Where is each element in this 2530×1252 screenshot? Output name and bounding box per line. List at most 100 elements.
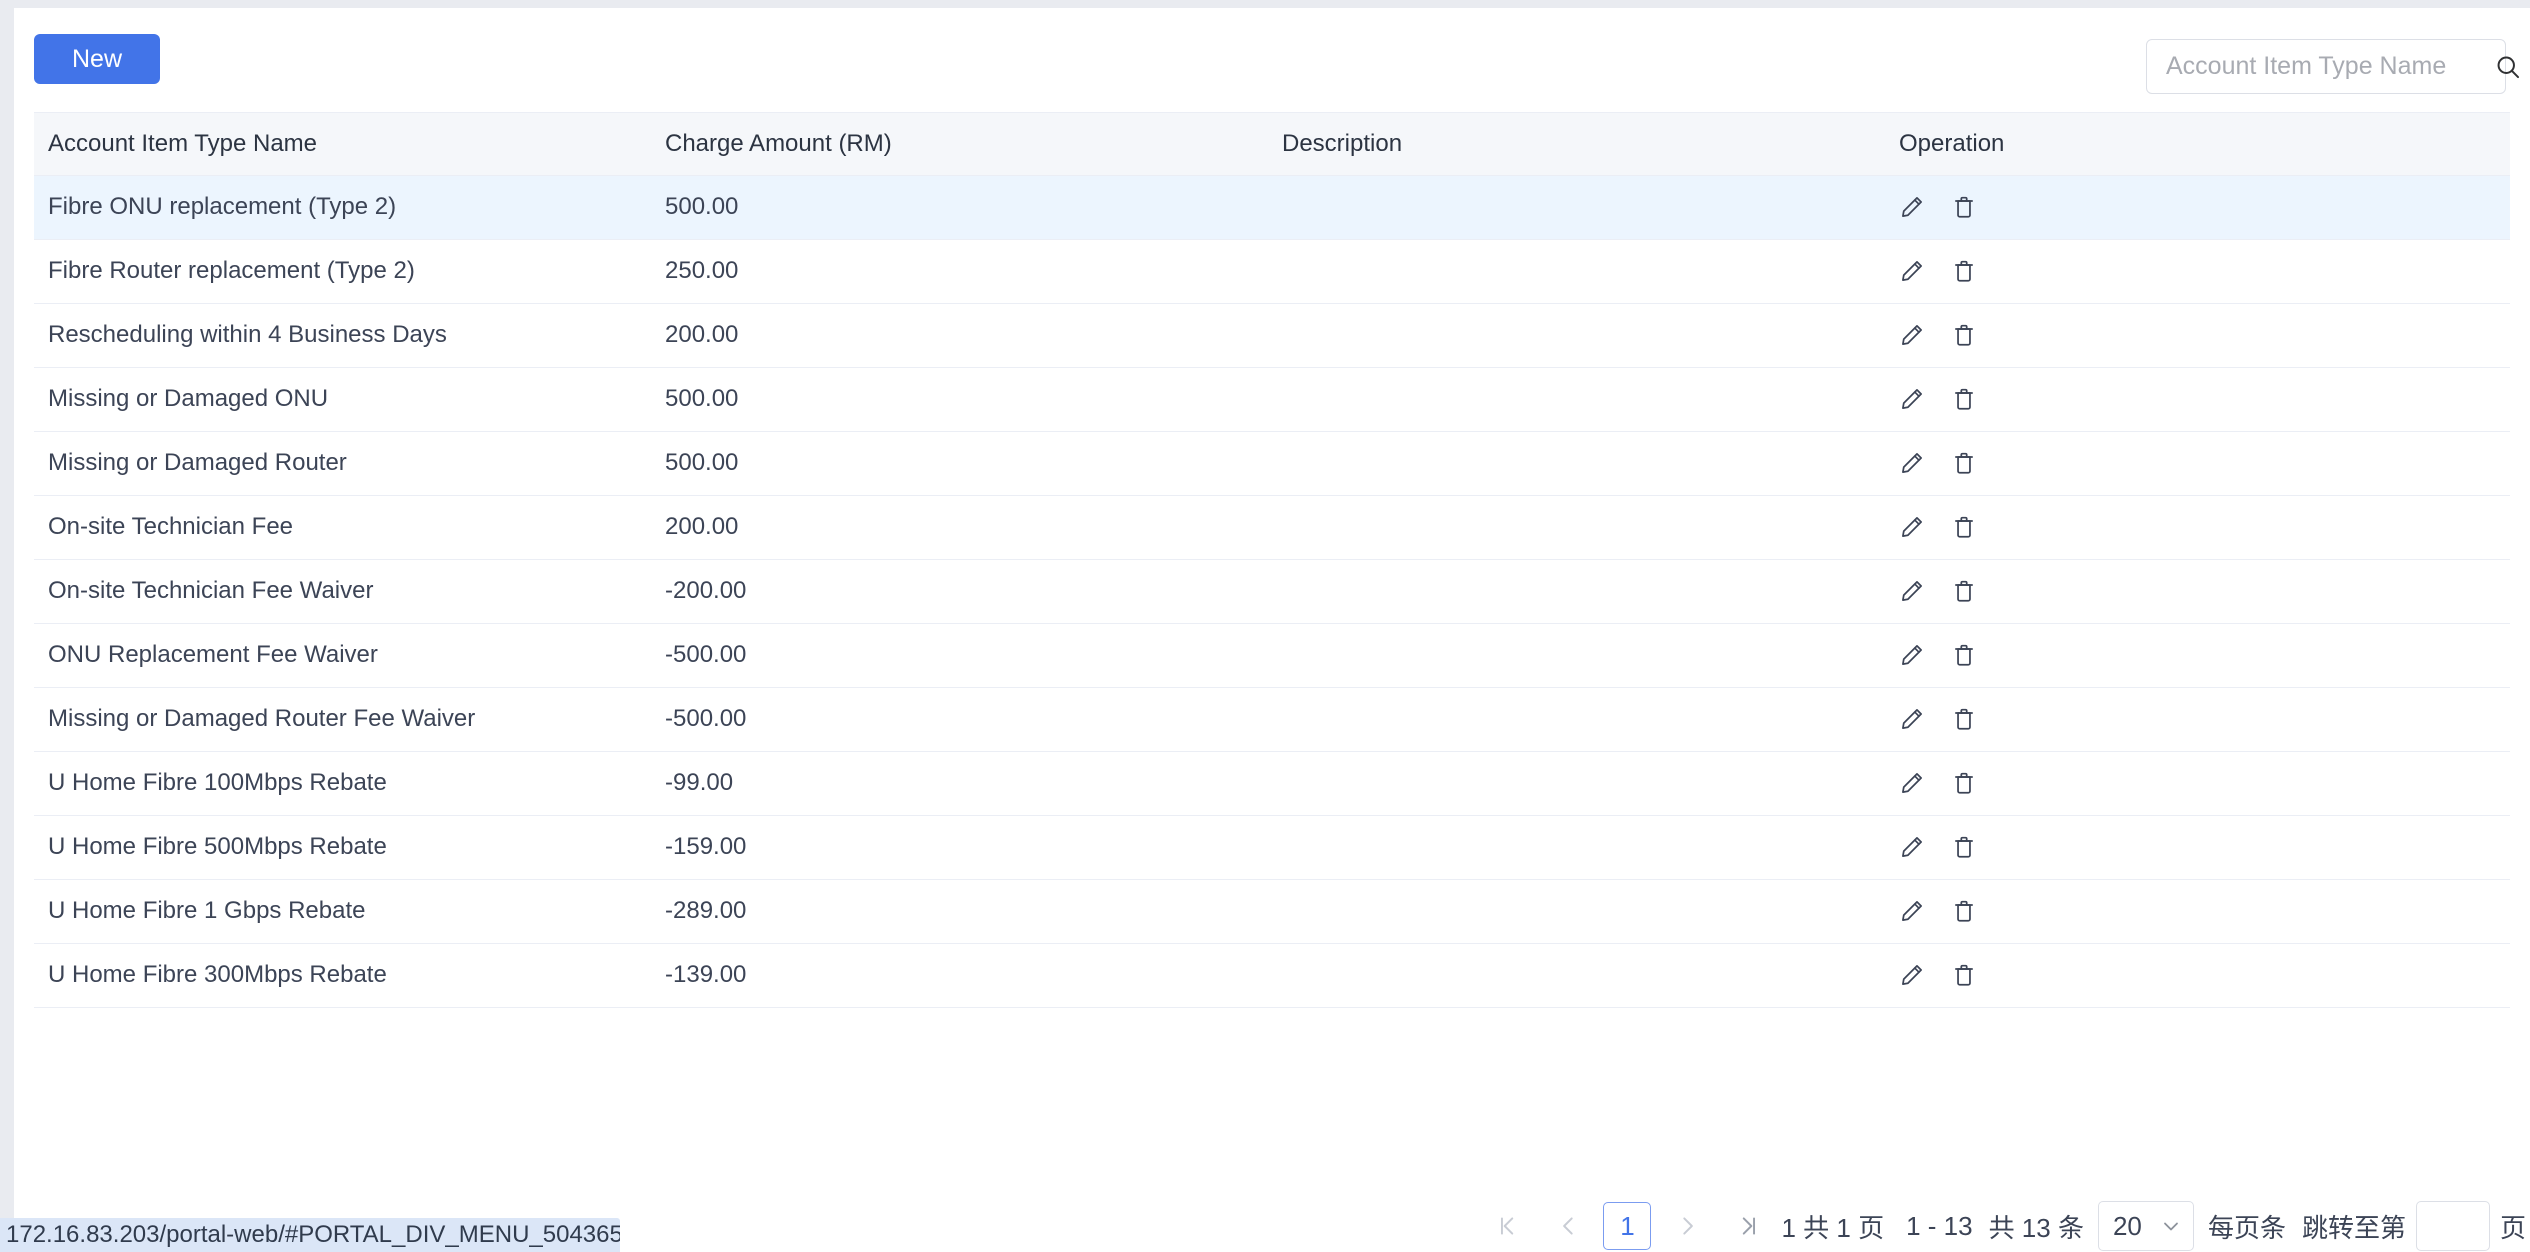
edit-icon[interactable] <box>1899 962 1925 988</box>
edit-icon[interactable] <box>1899 514 1925 540</box>
table-row[interactable]: U Home Fibre 500Mbps Rebate -159.00 <box>34 815 2510 880</box>
cell-account-item-type-name: U Home Fibre 1 Gbps Rebate <box>34 879 651 944</box>
cell-account-item-type-name: On-site Technician Fee Waiver <box>34 559 651 624</box>
column-header-amount: Charge Amount (RM) <box>651 113 1268 176</box>
previous-page-icon[interactable] <box>1543 1200 1596 1252</box>
delete-icon[interactable] <box>1951 450 1977 476</box>
cell-charge-amount: -200.00 <box>651 559 1268 624</box>
cell-operation <box>1885 751 2510 816</box>
jump-suffix-label: 页 <box>2499 1212 2526 1243</box>
edit-icon[interactable] <box>1899 322 1925 348</box>
cell-description <box>1268 239 1885 304</box>
delete-icon[interactable] <box>1951 770 1977 796</box>
cell-charge-amount: 200.00 <box>651 495 1268 560</box>
edit-icon[interactable] <box>1899 258 1925 284</box>
search-icon[interactable] <box>2494 40 2522 93</box>
first-page-icon[interactable] <box>1483 1200 1536 1252</box>
cell-charge-amount: 500.00 <box>651 367 1268 432</box>
delete-icon[interactable] <box>1951 514 1977 540</box>
cell-operation <box>1885 815 2510 880</box>
table-row[interactable]: Fibre Router replacement (Type 2) 250.00 <box>34 239 2510 304</box>
column-header-description: Description <box>1268 113 1885 176</box>
cell-operation <box>1885 431 2510 496</box>
cell-operation <box>1885 559 2510 624</box>
cell-account-item-type-name: Missing or Damaged Router Fee Waiver <box>34 687 651 752</box>
data-table: Account Item Type Name Charge Amount (RM… <box>34 113 2510 1008</box>
table-row[interactable]: Fibre ONU replacement (Type 2) 500.00 <box>34 175 2510 240</box>
table-row[interactable]: On-site Technician Fee 200.00 <box>34 495 2510 560</box>
edit-icon[interactable] <box>1899 770 1925 796</box>
cell-operation <box>1885 175 2510 240</box>
delete-icon[interactable] <box>1951 386 1977 412</box>
new-button[interactable]: New <box>34 34 160 84</box>
cell-description <box>1268 431 1885 496</box>
delete-icon[interactable] <box>1951 706 1977 732</box>
table-row[interactable]: U Home Fibre 1 Gbps Rebate -289.00 <box>34 879 2510 944</box>
cell-operation <box>1885 623 2510 688</box>
cell-charge-amount: 250.00 <box>651 239 1268 304</box>
cell-charge-amount: -500.00 <box>651 687 1268 752</box>
table-row[interactable]: ONU Replacement Fee Waiver -500.00 <box>34 623 2510 688</box>
page-number-1[interactable]: 1 <box>1603 1202 1652 1250</box>
cell-account-item-type-name: ONU Replacement Fee Waiver <box>34 623 651 688</box>
cell-charge-amount: -500.00 <box>651 623 1268 688</box>
cell-description <box>1268 687 1885 752</box>
cell-account-item-type-name: Missing or Damaged ONU <box>34 367 651 432</box>
browser-status-bar: 172.16.83.203/portal-web/#PORTAL_DIV_MEN… <box>0 1218 620 1252</box>
table-row[interactable]: Rescheduling within 4 Business Days 200.0… <box>34 303 2510 368</box>
cell-charge-amount: 500.00 <box>651 431 1268 496</box>
edit-icon[interactable] <box>1899 834 1925 860</box>
cell-description <box>1268 943 1885 1008</box>
table-row[interactable]: Missing or Damaged Router Fee Waiver -500… <box>34 687 2510 752</box>
cell-operation <box>1885 943 2510 1008</box>
edit-icon[interactable] <box>1899 386 1925 412</box>
range-summary: 1 - 13 <box>1906 1210 1973 1241</box>
next-page-icon[interactable] <box>1661 1200 1714 1252</box>
delete-icon[interactable] <box>1951 834 1977 860</box>
edit-icon[interactable] <box>1899 578 1925 604</box>
cell-description <box>1268 303 1885 368</box>
cell-charge-amount: -159.00 <box>651 815 1268 880</box>
table-row[interactable]: On-site Technician Fee Waiver -200.00 <box>34 559 2510 624</box>
page-size-select[interactable]: 20 <box>2097 1201 2194 1251</box>
delete-icon[interactable] <box>1951 578 1977 604</box>
delete-icon[interactable] <box>1951 898 1977 924</box>
cell-account-item-type-name: Fibre Router replacement (Type 2) <box>34 239 651 304</box>
cell-operation <box>1885 879 2510 944</box>
cell-account-item-type-name: Missing or Damaged Router <box>34 431 651 496</box>
search-input[interactable] <box>2147 40 2494 93</box>
edit-icon[interactable] <box>1899 898 1925 924</box>
cell-description <box>1268 623 1885 688</box>
cell-description <box>1268 175 1885 240</box>
table-header-row: Account Item Type Name Charge Amount (RM… <box>34 113 2510 176</box>
cell-operation <box>1885 367 2510 432</box>
edit-icon[interactable] <box>1899 194 1925 220</box>
delete-icon[interactable] <box>1951 194 1977 220</box>
cell-charge-amount: -99.00 <box>651 751 1268 816</box>
account-item-type-table: Account Item Type Name Charge Amount (RM… <box>34 112 2510 1008</box>
cell-operation <box>1885 239 2510 304</box>
jump-to-page-input[interactable] <box>2415 1201 2490 1251</box>
delete-icon[interactable] <box>1951 962 1977 988</box>
cell-charge-amount: -139.00 <box>651 943 1268 1008</box>
table-row[interactable]: U Home Fibre 100Mbps Rebate -99.00 <box>34 751 2510 816</box>
table-row[interactable]: Missing or Damaged ONU 500.00 <box>34 367 2510 432</box>
cell-description <box>1268 559 1885 624</box>
total-summary: 共 13 条 <box>1988 1212 2084 1243</box>
delete-icon[interactable] <box>1951 322 1977 348</box>
page-container: New Account Item Type Name Charge Amount… <box>14 8 2530 1252</box>
edit-icon[interactable] <box>1899 706 1925 732</box>
cell-charge-amount: -289.00 <box>651 879 1268 944</box>
page-size-suffix-label: 每页条 <box>2207 1212 2286 1243</box>
page-summary: 1 共 1 页 <box>1781 1212 1885 1243</box>
table-row[interactable]: U Home Fibre 300Mbps Rebate -139.00 <box>34 943 2510 1008</box>
search-box[interactable] <box>2146 39 2520 94</box>
edit-icon[interactable] <box>1899 450 1925 476</box>
delete-icon[interactable] <box>1951 642 1977 668</box>
delete-icon[interactable] <box>1951 258 1977 284</box>
cell-account-item-type-name: U Home Fibre 300Mbps Rebate <box>34 943 651 1008</box>
last-page-icon[interactable] <box>1721 1200 1774 1252</box>
edit-icon[interactable] <box>1899 642 1925 668</box>
table-row[interactable]: Missing or Damaged Router 500.00 <box>34 431 2510 496</box>
table-header: Account Item Type Name Charge Amount (RM… <box>34 113 2510 176</box>
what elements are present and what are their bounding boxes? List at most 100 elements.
——————
**Written instruction:**
Please change every "Waiver" to "Exemption" in the lines starting at the one containing "edit-icon[interactable] <box>1899 962" and ending at the one containing "data-table: Account Item", and give back only those lines with nothing else altered.

**Exercise solution:**
edit-icon[interactable] <box>1899 962 1925 988</box>
edit-icon[interactable] <box>1899 514 1925 540</box>
table-row[interactable]: U Home Fibre 500Mbps Rebate -159.00 <box>34 815 2510 880</box>
cell-account-item-type-name: U Home Fibre 1 Gbps Rebate <box>34 879 651 944</box>
cell-account-item-type-name: On-site Technician Fee Exemption <box>34 559 651 624</box>
column-header-amount: Charge Amount (RM) <box>651 113 1268 176</box>
previous-page-icon[interactable] <box>1543 1200 1596 1252</box>
delete-icon[interactable] <box>1951 450 1977 476</box>
cell-charge-amount: -200.00 <box>651 559 1268 624</box>
cell-operation <box>1885 751 2510 816</box>
jump-suffix-label: 页 <box>2499 1212 2526 1243</box>
edit-icon[interactable] <box>1899 322 1925 348</box>
cell-description <box>1268 239 1885 304</box>
delete-icon[interactable] <box>1951 770 1977 796</box>
cell-charge-amount: 200.00 <box>651 495 1268 560</box>
edit-icon[interactable] <box>1899 258 1925 284</box>
search-icon[interactable] <box>2494 40 2522 93</box>
first-page-icon[interactable] <box>1483 1200 1536 1252</box>
cell-charge-amount: 500.00 <box>651 367 1268 432</box>
delete-icon[interactable] <box>1951 514 1977 540</box>
cell-operation <box>1885 815 2510 880</box>
table-row[interactable]: Fibre Router replacement (Type 2) 250.00 <box>34 239 2510 304</box>
column-header-description: Description <box>1268 113 1885 176</box>
cell-operation <box>1885 431 2510 496</box>
cell-operation <box>1885 559 2510 624</box>
cell-account-item-type-name: Missing or Damaged Router Fee Exemption <box>34 687 651 752</box>
data-table: Account Item Type Name Charge Amount (RM… <box>34 113 2510 1008</box>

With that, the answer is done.